» Text excerpt
------------------------------------------------

Operator	Meaning	Example
`$eq`	Equal	`{ status: { $eq: "active" } }`
`$ne`	Not equal	`{ status: { $ne: "deleted" } }`
`$gt`, `$gte`	Greater than (or equal)	`{ total: { $gte: 100 } }`
`$lt`, `$lte`	Less than (or equal)	`{ age: { $lt: 30 } }`
`$in`	In array	`{ status: { $in: ["pending", "active"] } }`
`$nin`	Not in array	`{ status: { $nin: ["deleted"] } }`
`$and`	Logical AND	`{ $and: [{age: {$gte:18}}, {age: {$lte:65}}] }`
`$or`	Logical OR	`{ $or: [{status: "a"}, {total: {$lt:10}}] }`
`$exists`	Field exists	`{ email: { $exists: true } }`
`$regex`	Pattern match	`{ name: { $regex: /^john/i } }`
`$elemMatch`	Array element match	`{ items: { $elemMatch: { qty: {$gt:5} } } }`

Indexing

Indexes are critical for MongoDB performance. Without indexes, MongoDB performs a collection scan (reads every document).

%%{init: {'theme': 'base', 'themeVariables': {'fontSize': '13px', 'fontFamily': 'Inter, -apple-system, sans-serif'}, 'flowchart': {'nodeSpacing': 30, 'rankSpacing': 50, 'padding': 12, 'curve': 'basis'}, 'sequence': {'actorMargin': 60, 'messageMargin': 40}, 'class': {'padding': 12}}}%%
flowchart TD
    Query["Query: find({status: 'active', total: {$gt: 100}})"]
    Query -->|"No Index"| Scan["Collection Scan<br/>O(n) — reads ALL documents"]
    Query -->|"With Index"| Index["Index Lookup<br/>O(log n) — B-tree traversal"]

    style Query fill:#DBEAFE,stroke:#93C5FD,color:#1E40AF
    style Scan fill:#FEE2E2,stroke:#FCA5A5,color:#991B1B
    style Index fill:#D1FAE5,stroke:#6EE7B7,color:#065F46

Index Types

Type	Use Case	Example
Single Field	Query on one field	`db.orders.createIndex({ status: 1 })`
Compound	Query on multiple fields	`db.orders.createIndex({ status: 1, createdAt: -1 })`
Multikey	Index array fields	`db.products.createIndex({ tags: 1 })`
Text	Full-text search	`db.articles.createIndex({ title: "text", body: "text" })`
Geospatial	Location queries	`db.places.createIndex({ location: "2dsphere" })`
Hashed	Shard key distribution	`db.users.createIndex({ userId: "hashed" })`
TTL	Auto-expire documents	`db.sessions.createIndex({ expiresAt: 1 }, { expireAfterSeconds: 0 })`
Unique	Enforce uniqueness	`db.users.createIndex({ email: 1 }, { unique: true })`
Partial	Index subset of documents	`db.orders.createIndex({ total: 1 }, { partialFilterExpression: { status: "active" } })`

Compound Index Order Matters (ESR Rule)

------------------------------------------------

» Items listed in a dataset

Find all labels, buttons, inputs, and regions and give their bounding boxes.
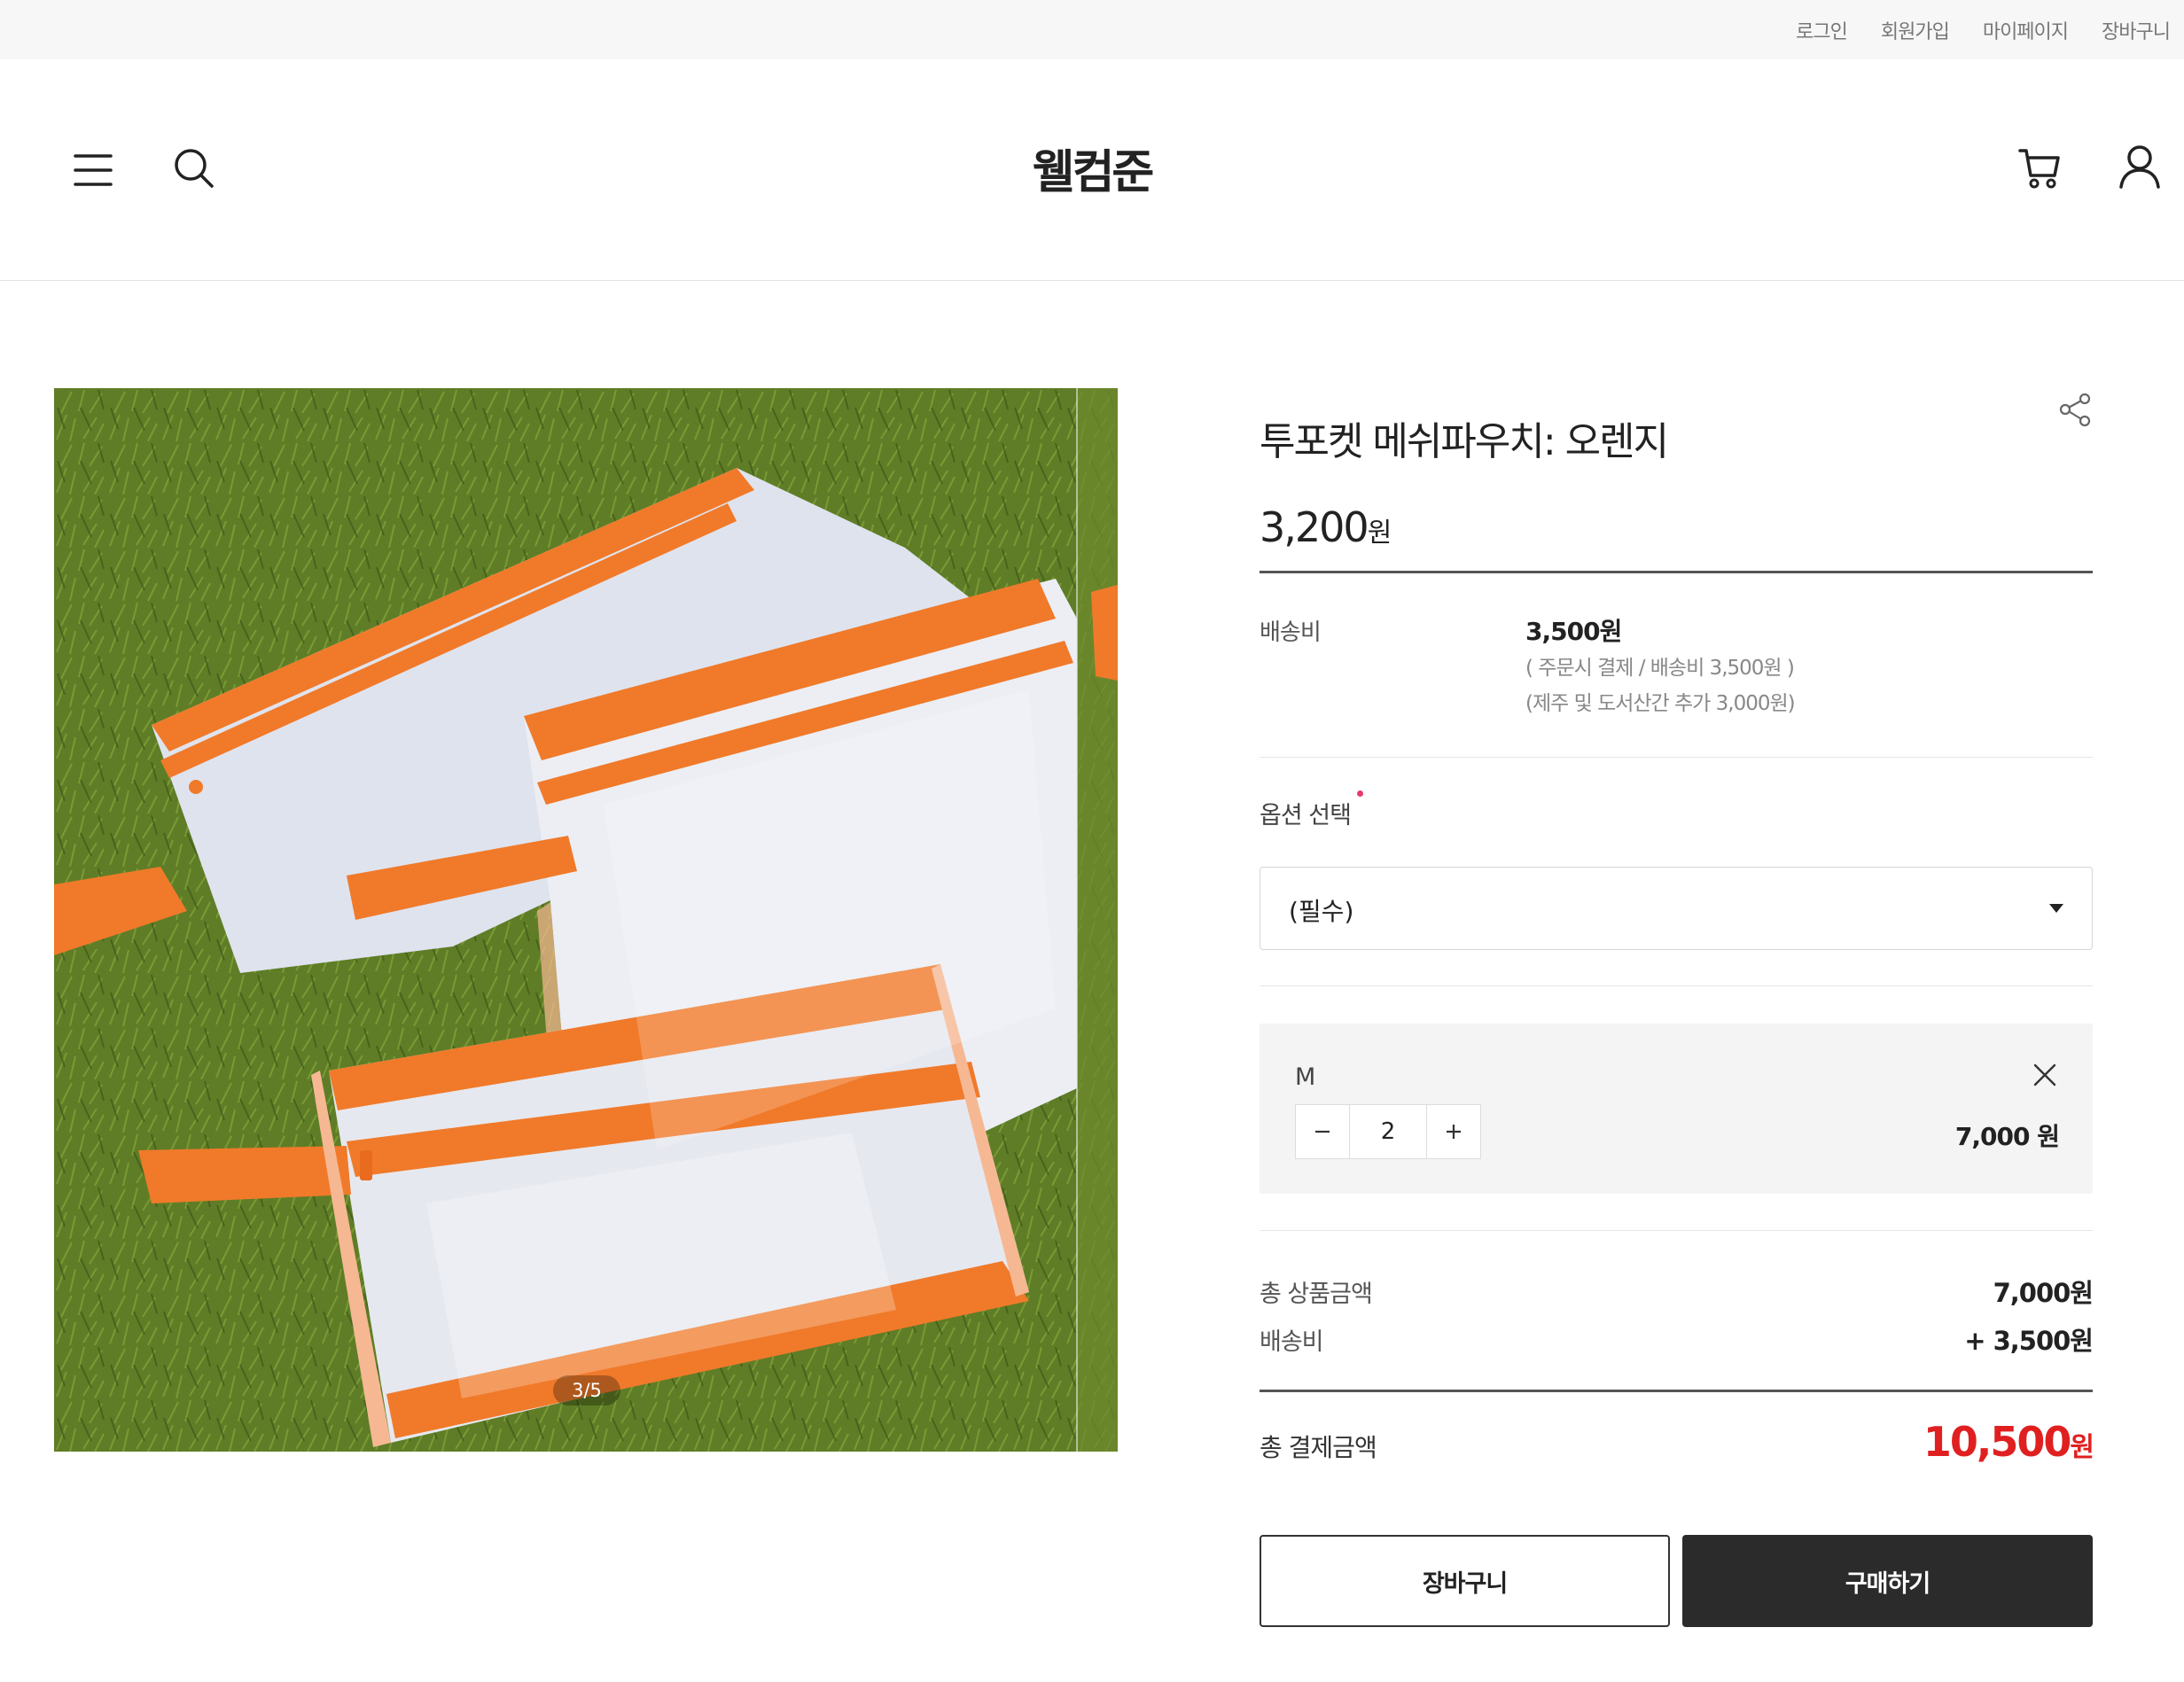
close-icon[interactable] — [2031, 1061, 2059, 1089]
shipping-note-extra: (제주 및 도서산간 추가 3,000원) — [1525, 692, 1796, 715]
login-link[interactable]: 로그인 — [1796, 16, 1848, 44]
quantity-value[interactable]: 2 — [1349, 1105, 1427, 1158]
selected-option-price: 7,000 원 — [1954, 1122, 2060, 1151]
subtotal-value: 7,000원 — [1993, 1278, 2094, 1308]
product-title: 투포켓 메쉬파우치: 오렌지 — [1260, 419, 1669, 464]
option-label: 옵션 선택 — [1260, 802, 1352, 829]
buy-now-button[interactable]: 구매하기 — [1682, 1535, 2093, 1627]
total-label: 총 결제금액 — [1260, 1433, 1377, 1462]
caret-down-icon — [2049, 904, 2063, 913]
divider — [1260, 1230, 2093, 1231]
mypage-link[interactable]: 마이페이지 — [1983, 16, 2069, 44]
product-photo — [54, 388, 1118, 1452]
cart-icon[interactable] — [2016, 145, 2063, 191]
selected-option-name: M — [1295, 1063, 1316, 1091]
summary-shipping-label: 배송비 — [1260, 1328, 1324, 1356]
divider — [1260, 757, 2093, 758]
site-header: 웰컴준 — [0, 59, 2184, 281]
option-select[interactable]: (필수) — [1260, 867, 2093, 950]
total-divider — [1260, 1390, 2093, 1392]
quantity-decrease-button[interactable] — [1296, 1105, 1349, 1158]
shipping-value: 3,500원 — [1525, 617, 1622, 646]
price-amount: 3,200 — [1260, 503, 1369, 551]
selected-option-item: M 2 7,000 원 — [1260, 1024, 2093, 1194]
cart-link[interactable]: 장바구니 — [2102, 16, 2171, 44]
total-amount: 10,500 — [1923, 1418, 2072, 1466]
subtotal-label: 총 상품금액 — [1260, 1281, 1373, 1308]
site-logo[interactable]: 웰컴준 — [0, 135, 2184, 201]
total-unit: 원 — [2070, 1432, 2094, 1463]
total-price: 10,500원 — [1923, 1418, 2094, 1466]
shipping-label: 배송비 — [1260, 619, 1322, 646]
plus-icon — [1447, 1125, 1461, 1139]
add-to-cart-button[interactable]: 장바구니 — [1260, 1535, 1670, 1627]
share-icon[interactable] — [2057, 392, 2093, 427]
price-divider — [1260, 571, 2093, 573]
shipping-note: ( 주문시 결제 / 배송비 3,500원 ) — [1525, 657, 1795, 680]
image-counter: 3/5 — [553, 1375, 620, 1406]
top-links: 로그인 회원가입 마이페이지 장바구니 — [1796, 0, 2171, 59]
quantity-increase-button[interactable] — [1427, 1105, 1480, 1158]
summary-shipping-value: + 3,500원 — [1964, 1326, 2094, 1356]
user-icon[interactable] — [2117, 144, 2163, 190]
top-utility-bar: 로그인 회원가입 마이페이지 장바구니 — [0, 0, 2184, 59]
product-price: 3,200원 — [1260, 503, 1392, 551]
signup-link[interactable]: 회원가입 — [1881, 16, 1950, 44]
minus-icon — [1315, 1130, 1330, 1133]
quantity-stepper: 2 — [1295, 1104, 1481, 1159]
product-image-gallery[interactable]: 3/5 — [54, 388, 1118, 1452]
option-select-value: (필수) — [1289, 897, 1354, 926]
divider — [1260, 985, 2093, 986]
price-unit: 원 — [1367, 518, 1392, 549]
required-mark — [1357, 790, 1363, 797]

------------------------------------------------

» Instructions
1. Using the MongoDB text, decide whether each statement agrees with it: (a) without indexes, MongoDB reads every document; (b) the `$nin` operator means "Not equal"; (c) a TTL index serves shard key distribution.
2. From the rows, lay out as a numbered list the lines between the one holding "close-icon[interactable] — [2031, 1061, 2059, 1089]" and the one holding "plus-icon — [1447, 1125, 1461, 1139]", inclusive, skipping any blank lines.

» Correct answers
1.
(a) Yes: "Without indexes, MongoDB performs a collection scan (reads every document)."
(b) No: "`$nin`	Not in array"
(c) No: "TTL	Auto-expire documents"

2.
1. close-icon[interactable] — [2031, 1061, 2059, 1089]
2. shipping-note-extra: (제주 및 도서산간 추가 3,000원) — [1525, 692, 1796, 715]
3. login-link[interactable]: 로그인 — [1796, 16, 1848, 44]
4. quantity-value[interactable]: 2 — [1349, 1105, 1427, 1158]
5. selected-option-price: 7,000 원 — [1954, 1122, 2060, 1151]
6. subtotal-value: 7,000원 — [1993, 1278, 2094, 1308]
7. product-title: 투포켓 메쉬파우치: 오렌지 — [1260, 419, 1669, 464]
8. option-label: 옵션 선택 — [1260, 802, 1352, 829]
9. buy-now-button[interactable]: 구매하기 — [1682, 1535, 2093, 1627]
10. total-label: 총 결제금액 — [1260, 1433, 1377, 1462]
11. caret-down-icon — [2049, 904, 2063, 913]
12. divider — [1260, 1230, 2093, 1231]
13. mypage-link[interactable]: 마이페이지 — [1983, 16, 2069, 44]
14. product-photo — [54, 388, 1118, 1452]
15. cart-icon[interactable] — [2016, 145, 2063, 191]
16. selected-option-name: M — [1295, 1063, 1316, 1091]
17. summary-shipping-label: 배송비 — [1260, 1328, 1324, 1356]
18. divider — [1260, 757, 2093, 758]
19. site-header: 웰컴준 — [0, 59, 2184, 281]
20. option-select[interactable]: (필수) — [1260, 867, 2093, 950]
21. total-divider — [1260, 1390, 2093, 1392]
22. quantity-decrease-button[interactable] — [1296, 1105, 1349, 1158]
23. shipping-value: 3,500원 — [1525, 617, 1622, 646]
24. price-amount: 3,200 — [1260, 503, 1369, 551]
25. selected-option-item: M 2 7,000 원 — [1260, 1024, 2093, 1194]
26. cart-link[interactable]: 장바구니 — [2102, 16, 2171, 44]
27. total-amount: 10,500 — [1923, 1418, 2072, 1466]
28. subtotal-label: 총 상품금액 — [1260, 1281, 1373, 1308]
29. site-logo[interactable]: 웰컴준 — [0, 135, 2184, 201]
30. total-unit: 원 — [2070, 1432, 2094, 1463]
31. total-price: 10,500원 — [1923, 1418, 2094, 1466]
32. shipping-label: 배송비 — [1260, 619, 1322, 646]
33. plus-icon — [1447, 1125, 1461, 1139]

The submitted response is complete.